What you will do - Filter the lines below and copy each one that contains the string "RESET", matching case exactly.

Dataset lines
* BEGIN *

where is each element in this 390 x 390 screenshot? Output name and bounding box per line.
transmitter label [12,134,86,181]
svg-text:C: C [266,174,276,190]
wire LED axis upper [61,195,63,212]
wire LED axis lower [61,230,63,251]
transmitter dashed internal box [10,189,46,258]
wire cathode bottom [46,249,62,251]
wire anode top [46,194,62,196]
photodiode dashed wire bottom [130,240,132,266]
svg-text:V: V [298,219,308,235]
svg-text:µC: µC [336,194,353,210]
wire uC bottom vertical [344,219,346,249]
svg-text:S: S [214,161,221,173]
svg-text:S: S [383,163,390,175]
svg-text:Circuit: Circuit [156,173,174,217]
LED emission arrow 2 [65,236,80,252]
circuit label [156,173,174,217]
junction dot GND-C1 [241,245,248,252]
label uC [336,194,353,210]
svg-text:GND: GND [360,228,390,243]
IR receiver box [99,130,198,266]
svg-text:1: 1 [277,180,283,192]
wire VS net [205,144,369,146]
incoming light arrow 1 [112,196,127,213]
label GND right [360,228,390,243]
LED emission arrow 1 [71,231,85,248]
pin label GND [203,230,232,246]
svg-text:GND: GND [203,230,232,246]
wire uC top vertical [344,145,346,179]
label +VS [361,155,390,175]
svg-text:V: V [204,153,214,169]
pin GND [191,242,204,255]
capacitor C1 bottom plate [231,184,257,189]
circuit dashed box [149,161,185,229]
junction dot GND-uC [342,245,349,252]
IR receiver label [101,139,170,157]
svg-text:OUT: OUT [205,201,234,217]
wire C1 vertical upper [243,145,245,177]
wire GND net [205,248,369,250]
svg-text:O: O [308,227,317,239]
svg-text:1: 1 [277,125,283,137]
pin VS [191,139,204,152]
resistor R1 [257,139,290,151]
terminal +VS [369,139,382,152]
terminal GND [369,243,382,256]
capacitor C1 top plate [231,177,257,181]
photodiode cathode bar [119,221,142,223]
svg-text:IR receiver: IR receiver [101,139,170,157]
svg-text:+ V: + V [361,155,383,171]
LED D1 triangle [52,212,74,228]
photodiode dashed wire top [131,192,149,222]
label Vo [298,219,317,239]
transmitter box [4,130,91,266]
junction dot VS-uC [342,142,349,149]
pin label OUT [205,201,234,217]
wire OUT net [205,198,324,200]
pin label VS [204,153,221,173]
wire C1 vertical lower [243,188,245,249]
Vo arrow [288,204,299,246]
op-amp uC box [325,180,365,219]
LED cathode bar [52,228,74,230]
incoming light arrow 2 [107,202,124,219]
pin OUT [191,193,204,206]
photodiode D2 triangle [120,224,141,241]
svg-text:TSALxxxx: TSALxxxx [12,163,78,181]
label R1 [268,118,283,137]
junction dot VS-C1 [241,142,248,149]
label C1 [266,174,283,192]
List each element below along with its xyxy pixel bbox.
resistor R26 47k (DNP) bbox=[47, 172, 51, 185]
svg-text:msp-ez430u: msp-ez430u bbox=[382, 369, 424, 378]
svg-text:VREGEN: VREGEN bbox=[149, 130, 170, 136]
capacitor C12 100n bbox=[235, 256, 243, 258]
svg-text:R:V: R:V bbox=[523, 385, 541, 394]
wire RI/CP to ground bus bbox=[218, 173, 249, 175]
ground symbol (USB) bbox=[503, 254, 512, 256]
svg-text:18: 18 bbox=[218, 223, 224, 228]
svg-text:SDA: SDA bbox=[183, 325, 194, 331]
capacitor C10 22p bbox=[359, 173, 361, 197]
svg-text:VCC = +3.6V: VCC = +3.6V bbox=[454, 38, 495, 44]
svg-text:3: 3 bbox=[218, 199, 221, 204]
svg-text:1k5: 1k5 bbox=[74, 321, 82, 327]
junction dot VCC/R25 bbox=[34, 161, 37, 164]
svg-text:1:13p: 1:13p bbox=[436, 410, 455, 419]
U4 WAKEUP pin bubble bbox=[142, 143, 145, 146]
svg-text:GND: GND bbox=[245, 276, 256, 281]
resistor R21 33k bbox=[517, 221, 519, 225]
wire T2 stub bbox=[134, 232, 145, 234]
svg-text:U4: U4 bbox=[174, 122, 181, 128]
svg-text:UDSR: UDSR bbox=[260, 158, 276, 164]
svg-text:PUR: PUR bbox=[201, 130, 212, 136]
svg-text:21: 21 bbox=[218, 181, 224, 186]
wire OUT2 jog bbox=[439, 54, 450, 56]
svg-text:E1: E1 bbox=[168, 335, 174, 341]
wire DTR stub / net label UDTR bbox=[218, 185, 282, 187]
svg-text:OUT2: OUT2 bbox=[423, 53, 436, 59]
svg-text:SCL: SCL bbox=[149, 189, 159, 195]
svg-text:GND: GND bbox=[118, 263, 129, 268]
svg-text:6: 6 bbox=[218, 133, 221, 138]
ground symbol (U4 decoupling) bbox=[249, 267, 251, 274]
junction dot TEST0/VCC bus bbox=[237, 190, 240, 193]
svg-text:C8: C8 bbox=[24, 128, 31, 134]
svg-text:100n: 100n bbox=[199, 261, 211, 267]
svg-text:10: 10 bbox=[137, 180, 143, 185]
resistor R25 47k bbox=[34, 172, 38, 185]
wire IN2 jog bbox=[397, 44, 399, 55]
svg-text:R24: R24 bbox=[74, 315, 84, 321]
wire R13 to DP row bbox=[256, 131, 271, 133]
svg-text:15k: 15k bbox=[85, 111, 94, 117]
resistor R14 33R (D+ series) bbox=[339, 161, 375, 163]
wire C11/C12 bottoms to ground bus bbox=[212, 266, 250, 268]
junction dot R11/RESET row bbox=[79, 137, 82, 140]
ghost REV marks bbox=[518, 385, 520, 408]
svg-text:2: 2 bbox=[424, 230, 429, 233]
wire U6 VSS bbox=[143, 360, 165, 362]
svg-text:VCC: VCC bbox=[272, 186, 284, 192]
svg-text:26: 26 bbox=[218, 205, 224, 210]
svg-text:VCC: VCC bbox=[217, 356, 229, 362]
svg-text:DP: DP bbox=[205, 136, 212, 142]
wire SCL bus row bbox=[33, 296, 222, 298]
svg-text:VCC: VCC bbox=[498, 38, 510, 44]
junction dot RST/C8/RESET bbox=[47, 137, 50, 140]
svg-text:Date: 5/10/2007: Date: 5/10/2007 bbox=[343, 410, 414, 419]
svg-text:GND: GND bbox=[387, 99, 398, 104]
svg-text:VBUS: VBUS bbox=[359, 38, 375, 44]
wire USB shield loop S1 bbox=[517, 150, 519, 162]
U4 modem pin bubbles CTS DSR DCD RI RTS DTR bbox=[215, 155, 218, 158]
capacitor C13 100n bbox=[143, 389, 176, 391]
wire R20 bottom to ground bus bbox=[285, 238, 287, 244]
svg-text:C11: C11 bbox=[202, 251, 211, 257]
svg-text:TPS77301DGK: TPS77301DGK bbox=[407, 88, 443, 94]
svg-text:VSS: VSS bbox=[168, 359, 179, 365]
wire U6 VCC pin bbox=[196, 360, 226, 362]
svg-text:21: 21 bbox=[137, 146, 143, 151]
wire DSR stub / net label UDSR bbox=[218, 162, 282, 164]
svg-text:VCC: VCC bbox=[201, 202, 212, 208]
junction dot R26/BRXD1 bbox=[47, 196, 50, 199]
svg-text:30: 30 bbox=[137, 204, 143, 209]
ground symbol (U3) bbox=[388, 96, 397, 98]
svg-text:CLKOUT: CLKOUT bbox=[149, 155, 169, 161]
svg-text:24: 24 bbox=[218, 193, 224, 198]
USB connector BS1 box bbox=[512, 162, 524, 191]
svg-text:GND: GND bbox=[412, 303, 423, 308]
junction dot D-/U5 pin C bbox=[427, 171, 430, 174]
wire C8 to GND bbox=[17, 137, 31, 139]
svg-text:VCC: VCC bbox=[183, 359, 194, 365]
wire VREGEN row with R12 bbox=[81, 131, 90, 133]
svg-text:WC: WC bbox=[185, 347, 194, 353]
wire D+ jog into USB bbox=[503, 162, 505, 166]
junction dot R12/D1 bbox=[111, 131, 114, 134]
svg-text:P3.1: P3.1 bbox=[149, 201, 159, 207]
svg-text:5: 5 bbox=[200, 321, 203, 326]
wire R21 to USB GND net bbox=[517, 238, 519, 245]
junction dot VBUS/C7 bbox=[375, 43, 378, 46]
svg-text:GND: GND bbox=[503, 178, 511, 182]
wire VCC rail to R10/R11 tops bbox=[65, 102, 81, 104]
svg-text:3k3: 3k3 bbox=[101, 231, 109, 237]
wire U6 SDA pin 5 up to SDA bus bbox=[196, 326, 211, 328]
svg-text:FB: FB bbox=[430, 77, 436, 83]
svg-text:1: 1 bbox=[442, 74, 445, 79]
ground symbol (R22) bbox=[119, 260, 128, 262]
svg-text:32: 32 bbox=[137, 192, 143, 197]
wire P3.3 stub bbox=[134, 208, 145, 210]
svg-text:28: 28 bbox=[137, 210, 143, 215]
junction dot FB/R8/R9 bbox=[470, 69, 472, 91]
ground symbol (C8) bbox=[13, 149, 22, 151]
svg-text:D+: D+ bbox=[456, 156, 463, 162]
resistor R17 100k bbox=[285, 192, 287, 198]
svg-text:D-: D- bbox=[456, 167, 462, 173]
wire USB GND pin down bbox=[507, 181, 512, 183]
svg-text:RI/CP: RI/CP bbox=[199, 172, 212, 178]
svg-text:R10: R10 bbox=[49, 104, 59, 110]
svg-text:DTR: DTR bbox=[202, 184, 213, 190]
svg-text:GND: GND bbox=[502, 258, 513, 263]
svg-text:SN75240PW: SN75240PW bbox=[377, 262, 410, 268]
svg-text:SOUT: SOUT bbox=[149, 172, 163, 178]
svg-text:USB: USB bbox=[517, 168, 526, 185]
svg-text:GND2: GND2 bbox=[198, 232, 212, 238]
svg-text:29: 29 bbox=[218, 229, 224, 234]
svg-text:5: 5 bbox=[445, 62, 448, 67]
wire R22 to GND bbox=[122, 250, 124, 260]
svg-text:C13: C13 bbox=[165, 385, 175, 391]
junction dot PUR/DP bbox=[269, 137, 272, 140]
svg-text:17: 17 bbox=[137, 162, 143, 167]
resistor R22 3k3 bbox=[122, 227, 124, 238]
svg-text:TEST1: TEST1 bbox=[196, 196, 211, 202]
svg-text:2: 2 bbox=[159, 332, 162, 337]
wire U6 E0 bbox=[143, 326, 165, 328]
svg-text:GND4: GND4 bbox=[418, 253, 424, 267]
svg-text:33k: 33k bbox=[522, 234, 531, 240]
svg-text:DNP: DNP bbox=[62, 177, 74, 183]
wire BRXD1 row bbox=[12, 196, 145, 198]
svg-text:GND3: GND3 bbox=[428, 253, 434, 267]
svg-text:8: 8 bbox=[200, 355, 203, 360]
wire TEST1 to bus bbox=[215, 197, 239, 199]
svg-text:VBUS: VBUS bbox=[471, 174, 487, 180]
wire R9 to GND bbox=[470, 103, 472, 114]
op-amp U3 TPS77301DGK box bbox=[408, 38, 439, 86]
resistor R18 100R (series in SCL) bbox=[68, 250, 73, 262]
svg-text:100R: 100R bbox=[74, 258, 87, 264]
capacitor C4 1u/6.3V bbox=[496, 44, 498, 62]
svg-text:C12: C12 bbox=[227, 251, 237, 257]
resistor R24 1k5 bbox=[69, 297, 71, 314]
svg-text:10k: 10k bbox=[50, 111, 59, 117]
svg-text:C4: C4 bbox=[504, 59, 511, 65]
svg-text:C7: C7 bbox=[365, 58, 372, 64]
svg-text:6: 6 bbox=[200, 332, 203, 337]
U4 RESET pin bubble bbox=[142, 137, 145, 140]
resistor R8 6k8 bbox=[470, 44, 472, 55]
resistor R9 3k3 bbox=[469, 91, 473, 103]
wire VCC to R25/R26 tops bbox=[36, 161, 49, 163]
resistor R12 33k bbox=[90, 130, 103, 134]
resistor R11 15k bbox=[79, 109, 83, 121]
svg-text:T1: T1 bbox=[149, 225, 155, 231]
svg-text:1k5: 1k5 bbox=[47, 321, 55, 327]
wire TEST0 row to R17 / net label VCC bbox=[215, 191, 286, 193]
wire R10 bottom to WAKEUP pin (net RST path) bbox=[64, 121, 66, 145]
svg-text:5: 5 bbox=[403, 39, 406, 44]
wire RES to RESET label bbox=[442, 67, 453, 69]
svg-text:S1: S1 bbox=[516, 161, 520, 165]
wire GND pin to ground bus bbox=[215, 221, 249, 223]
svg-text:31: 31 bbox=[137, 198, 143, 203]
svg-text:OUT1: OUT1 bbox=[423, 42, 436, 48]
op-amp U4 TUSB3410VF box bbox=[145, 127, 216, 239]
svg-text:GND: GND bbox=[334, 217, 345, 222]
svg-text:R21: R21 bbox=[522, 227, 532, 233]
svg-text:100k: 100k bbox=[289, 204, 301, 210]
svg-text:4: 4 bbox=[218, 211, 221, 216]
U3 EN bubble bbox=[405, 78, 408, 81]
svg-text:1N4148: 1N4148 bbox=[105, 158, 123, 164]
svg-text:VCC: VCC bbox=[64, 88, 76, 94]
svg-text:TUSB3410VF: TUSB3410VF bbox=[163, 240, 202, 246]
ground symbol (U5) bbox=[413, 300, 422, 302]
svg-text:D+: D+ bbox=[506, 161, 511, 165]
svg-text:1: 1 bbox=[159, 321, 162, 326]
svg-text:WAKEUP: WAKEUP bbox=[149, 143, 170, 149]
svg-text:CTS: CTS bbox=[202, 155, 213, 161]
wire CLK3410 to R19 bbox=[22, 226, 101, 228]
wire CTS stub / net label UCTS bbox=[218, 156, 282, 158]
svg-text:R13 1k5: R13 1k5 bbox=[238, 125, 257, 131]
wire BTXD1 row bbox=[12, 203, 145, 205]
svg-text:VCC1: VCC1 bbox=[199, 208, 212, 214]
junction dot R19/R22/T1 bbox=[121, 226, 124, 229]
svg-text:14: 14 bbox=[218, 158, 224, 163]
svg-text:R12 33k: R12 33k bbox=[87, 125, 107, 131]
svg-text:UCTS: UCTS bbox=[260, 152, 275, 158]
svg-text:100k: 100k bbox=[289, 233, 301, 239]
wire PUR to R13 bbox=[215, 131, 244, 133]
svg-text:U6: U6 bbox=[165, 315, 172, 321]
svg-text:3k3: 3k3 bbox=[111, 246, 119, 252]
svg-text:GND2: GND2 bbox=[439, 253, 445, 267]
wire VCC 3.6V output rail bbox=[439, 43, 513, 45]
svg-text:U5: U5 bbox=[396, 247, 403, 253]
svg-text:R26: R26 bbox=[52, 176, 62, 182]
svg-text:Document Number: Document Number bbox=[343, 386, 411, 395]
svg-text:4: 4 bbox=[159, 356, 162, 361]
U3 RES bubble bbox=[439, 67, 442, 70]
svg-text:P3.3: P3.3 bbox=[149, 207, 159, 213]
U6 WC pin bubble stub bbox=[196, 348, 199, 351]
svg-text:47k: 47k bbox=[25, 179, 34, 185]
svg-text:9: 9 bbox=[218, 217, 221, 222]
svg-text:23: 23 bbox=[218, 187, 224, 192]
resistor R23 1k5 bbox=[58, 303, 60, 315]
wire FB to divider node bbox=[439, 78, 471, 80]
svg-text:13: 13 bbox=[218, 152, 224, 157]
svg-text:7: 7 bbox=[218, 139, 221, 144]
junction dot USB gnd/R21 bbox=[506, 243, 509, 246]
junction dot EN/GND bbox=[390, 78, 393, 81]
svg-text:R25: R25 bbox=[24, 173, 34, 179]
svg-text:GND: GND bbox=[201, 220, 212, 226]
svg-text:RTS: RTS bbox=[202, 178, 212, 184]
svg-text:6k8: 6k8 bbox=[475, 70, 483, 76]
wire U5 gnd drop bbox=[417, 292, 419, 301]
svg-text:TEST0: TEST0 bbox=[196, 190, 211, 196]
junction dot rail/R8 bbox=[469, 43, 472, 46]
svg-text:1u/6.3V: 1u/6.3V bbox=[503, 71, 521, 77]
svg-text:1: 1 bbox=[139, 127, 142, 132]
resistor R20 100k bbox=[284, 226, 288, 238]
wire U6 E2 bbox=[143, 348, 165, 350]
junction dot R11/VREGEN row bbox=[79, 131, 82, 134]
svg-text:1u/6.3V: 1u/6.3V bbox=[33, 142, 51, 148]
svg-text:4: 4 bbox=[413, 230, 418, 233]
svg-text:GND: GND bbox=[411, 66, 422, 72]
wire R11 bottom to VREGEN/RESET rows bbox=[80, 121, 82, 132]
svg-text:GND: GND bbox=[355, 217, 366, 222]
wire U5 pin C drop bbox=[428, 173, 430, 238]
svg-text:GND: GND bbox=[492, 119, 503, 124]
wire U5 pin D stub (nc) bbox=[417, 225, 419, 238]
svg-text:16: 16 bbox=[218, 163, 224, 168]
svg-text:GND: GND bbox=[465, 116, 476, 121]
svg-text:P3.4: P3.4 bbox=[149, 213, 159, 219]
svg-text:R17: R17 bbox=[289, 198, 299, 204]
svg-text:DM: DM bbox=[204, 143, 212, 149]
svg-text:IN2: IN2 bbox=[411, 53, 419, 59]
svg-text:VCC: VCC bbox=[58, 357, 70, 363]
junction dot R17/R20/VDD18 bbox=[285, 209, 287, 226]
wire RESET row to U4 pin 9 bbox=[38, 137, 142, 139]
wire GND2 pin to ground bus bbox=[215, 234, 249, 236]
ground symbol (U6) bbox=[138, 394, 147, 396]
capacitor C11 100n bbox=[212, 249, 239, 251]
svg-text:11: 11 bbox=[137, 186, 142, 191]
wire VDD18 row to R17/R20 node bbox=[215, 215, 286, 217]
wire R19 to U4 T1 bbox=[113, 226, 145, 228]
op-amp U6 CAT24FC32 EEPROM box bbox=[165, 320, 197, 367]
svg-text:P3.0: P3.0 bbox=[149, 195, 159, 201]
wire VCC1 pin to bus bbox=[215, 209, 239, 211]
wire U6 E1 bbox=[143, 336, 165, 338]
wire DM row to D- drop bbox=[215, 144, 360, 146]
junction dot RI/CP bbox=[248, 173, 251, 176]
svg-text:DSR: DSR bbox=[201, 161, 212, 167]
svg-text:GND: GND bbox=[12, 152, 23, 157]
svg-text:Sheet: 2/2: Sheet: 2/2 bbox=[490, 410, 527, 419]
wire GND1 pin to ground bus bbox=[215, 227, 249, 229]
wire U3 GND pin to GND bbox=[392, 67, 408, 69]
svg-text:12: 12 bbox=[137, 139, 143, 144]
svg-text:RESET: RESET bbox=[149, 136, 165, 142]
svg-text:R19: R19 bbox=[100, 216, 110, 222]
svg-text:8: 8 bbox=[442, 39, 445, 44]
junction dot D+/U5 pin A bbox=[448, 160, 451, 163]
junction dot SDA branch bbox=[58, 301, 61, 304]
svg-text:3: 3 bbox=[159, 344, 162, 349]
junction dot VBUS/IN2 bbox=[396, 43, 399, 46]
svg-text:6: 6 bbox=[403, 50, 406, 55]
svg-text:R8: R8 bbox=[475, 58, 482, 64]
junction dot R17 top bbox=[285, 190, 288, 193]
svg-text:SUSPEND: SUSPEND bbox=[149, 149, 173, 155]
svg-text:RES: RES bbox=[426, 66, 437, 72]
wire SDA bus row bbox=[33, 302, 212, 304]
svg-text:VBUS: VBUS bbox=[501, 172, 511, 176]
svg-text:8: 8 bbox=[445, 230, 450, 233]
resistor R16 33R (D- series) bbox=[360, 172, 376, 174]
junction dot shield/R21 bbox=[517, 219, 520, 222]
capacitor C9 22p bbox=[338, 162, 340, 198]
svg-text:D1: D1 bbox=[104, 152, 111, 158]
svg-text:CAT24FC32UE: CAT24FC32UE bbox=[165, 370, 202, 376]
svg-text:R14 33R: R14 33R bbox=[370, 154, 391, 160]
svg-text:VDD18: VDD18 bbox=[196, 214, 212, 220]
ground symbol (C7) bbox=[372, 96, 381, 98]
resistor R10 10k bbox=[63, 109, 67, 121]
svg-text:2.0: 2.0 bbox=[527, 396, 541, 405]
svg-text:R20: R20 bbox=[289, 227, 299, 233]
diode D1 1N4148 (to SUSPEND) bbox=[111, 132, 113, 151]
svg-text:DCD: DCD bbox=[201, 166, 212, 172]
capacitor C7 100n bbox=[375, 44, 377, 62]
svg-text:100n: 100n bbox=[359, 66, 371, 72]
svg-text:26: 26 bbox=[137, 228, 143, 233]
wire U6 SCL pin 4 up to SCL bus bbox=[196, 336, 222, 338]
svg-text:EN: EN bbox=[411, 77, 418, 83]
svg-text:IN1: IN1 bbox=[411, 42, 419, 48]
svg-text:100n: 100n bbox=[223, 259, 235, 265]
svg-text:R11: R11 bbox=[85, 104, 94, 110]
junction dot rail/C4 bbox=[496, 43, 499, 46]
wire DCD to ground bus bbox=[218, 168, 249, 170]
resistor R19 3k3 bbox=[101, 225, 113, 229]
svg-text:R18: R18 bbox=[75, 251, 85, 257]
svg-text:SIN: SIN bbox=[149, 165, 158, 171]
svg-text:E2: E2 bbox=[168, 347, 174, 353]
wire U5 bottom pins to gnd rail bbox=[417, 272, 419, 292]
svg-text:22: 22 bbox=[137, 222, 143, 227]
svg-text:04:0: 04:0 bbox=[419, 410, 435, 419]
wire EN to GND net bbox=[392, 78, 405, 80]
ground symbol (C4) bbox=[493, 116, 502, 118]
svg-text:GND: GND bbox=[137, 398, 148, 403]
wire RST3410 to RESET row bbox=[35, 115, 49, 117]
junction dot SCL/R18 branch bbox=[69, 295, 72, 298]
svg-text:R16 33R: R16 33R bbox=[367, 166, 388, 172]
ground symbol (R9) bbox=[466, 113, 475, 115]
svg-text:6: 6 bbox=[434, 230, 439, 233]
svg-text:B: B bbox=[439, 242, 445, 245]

* END *

Response -
junction dot R11/RESET row bbox=[79, 137, 82, 140]
junction dot RST/C8/RESET bbox=[47, 137, 50, 140]
U4 RESET pin bubble bbox=[142, 137, 145, 140]
wire RES to RESET label bbox=[442, 67, 453, 69]
wire R11 bottom to VREGEN/RESET rows bbox=[80, 121, 82, 132]
wire RESET row to U4 pin 9 bbox=[38, 137, 142, 139]
svg-text:RESET: RESET bbox=[149, 136, 165, 142]
wire RST3410 to RESET row bbox=[35, 115, 49, 117]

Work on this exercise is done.